Extract each line from the entries below that has the string "JSON" in it.

[Collected data entries]
+--
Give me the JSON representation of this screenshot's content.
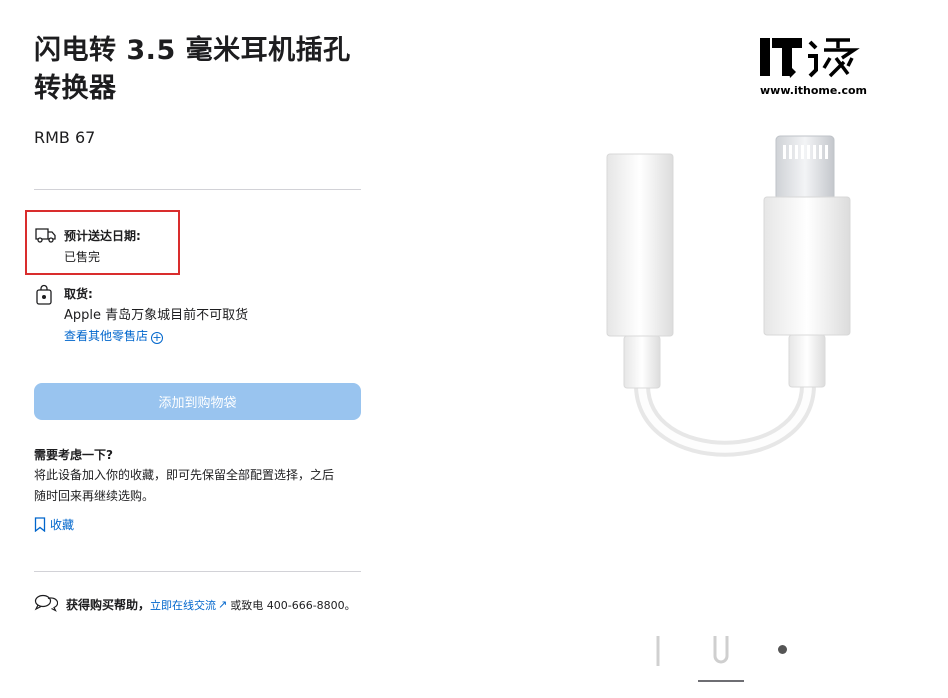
{
  "product": {
    "title_line1": "闪电转 3.5 毫米耳机插孔",
    "title_line2": "转换器",
    "price": "RMB 67"
  },
  "delivery": {
    "label": "预计送达日期:",
    "status": "已售完"
  },
  "pickup": {
    "label": "取货:",
    "store_text": "Apple 青岛万象城目前不可取货",
    "other_stores_link": "查看其他零售店",
    "plus_glyph": "+"
  },
  "cart": {
    "add_button_label": "添加到购物袋",
    "button_color": "#99c4ef"
  },
  "consider": {
    "title": "需要考虑一下?",
    "line1": "将此设备加入你的收藏，即可先保留全部配置选择，之后",
    "line2": "随时回来再继续选购。",
    "save_label": "收藏"
  },
  "help": {
    "prefix": "获得购买帮助，",
    "chat_link": "立即在线交流",
    "chat_arrow": "↗",
    "phone_text": "或致电 400-666-8800。"
  },
  "watermark": {
    "logo_text": "IT之家",
    "url": "www.ithome.com"
  },
  "colors": {
    "accent": "#0066cc",
    "highlight_box": "#d92d2d",
    "divider": "#d2d2d7"
  },
  "icons": [
    "truck-icon",
    "bag-icon",
    "plus-circle-icon",
    "bookmark-icon",
    "chat-bubbles-icon",
    "external-arrow-icon"
  ]
}
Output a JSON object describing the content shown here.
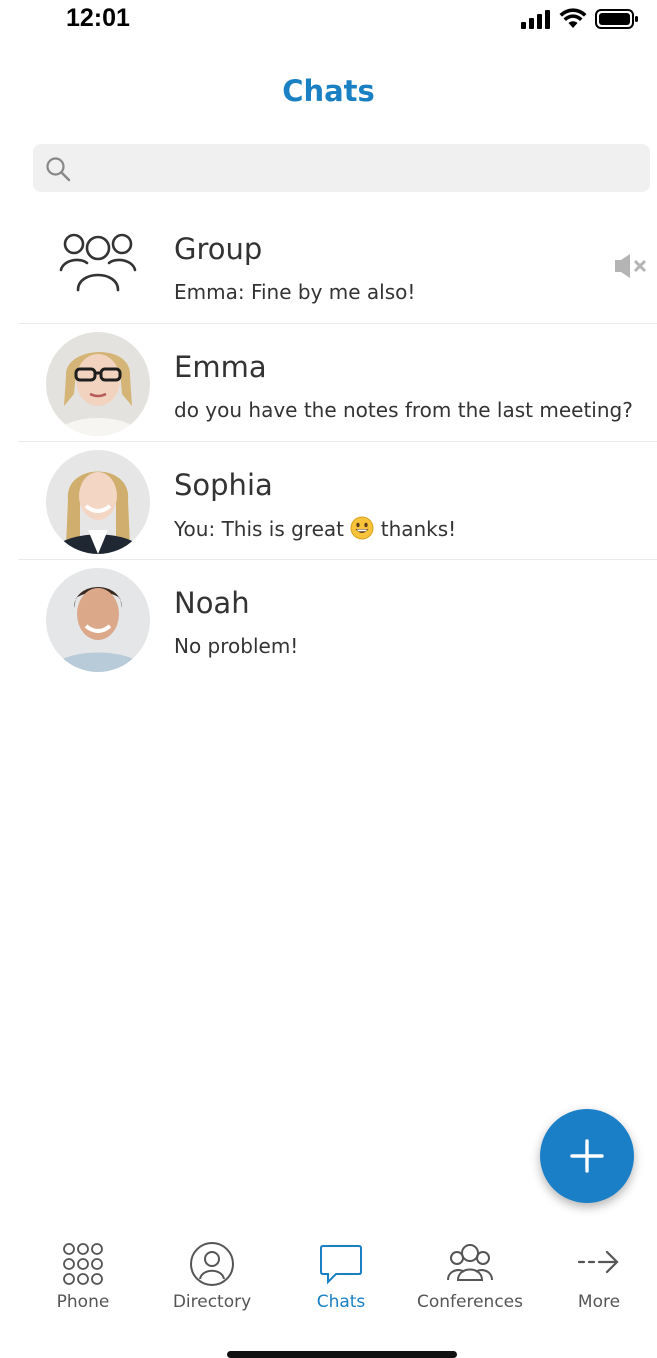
+--
CORRECT RESULT:
Give me the JSON representation of this screenshot's content.
Output a JSON object describing the content shown here.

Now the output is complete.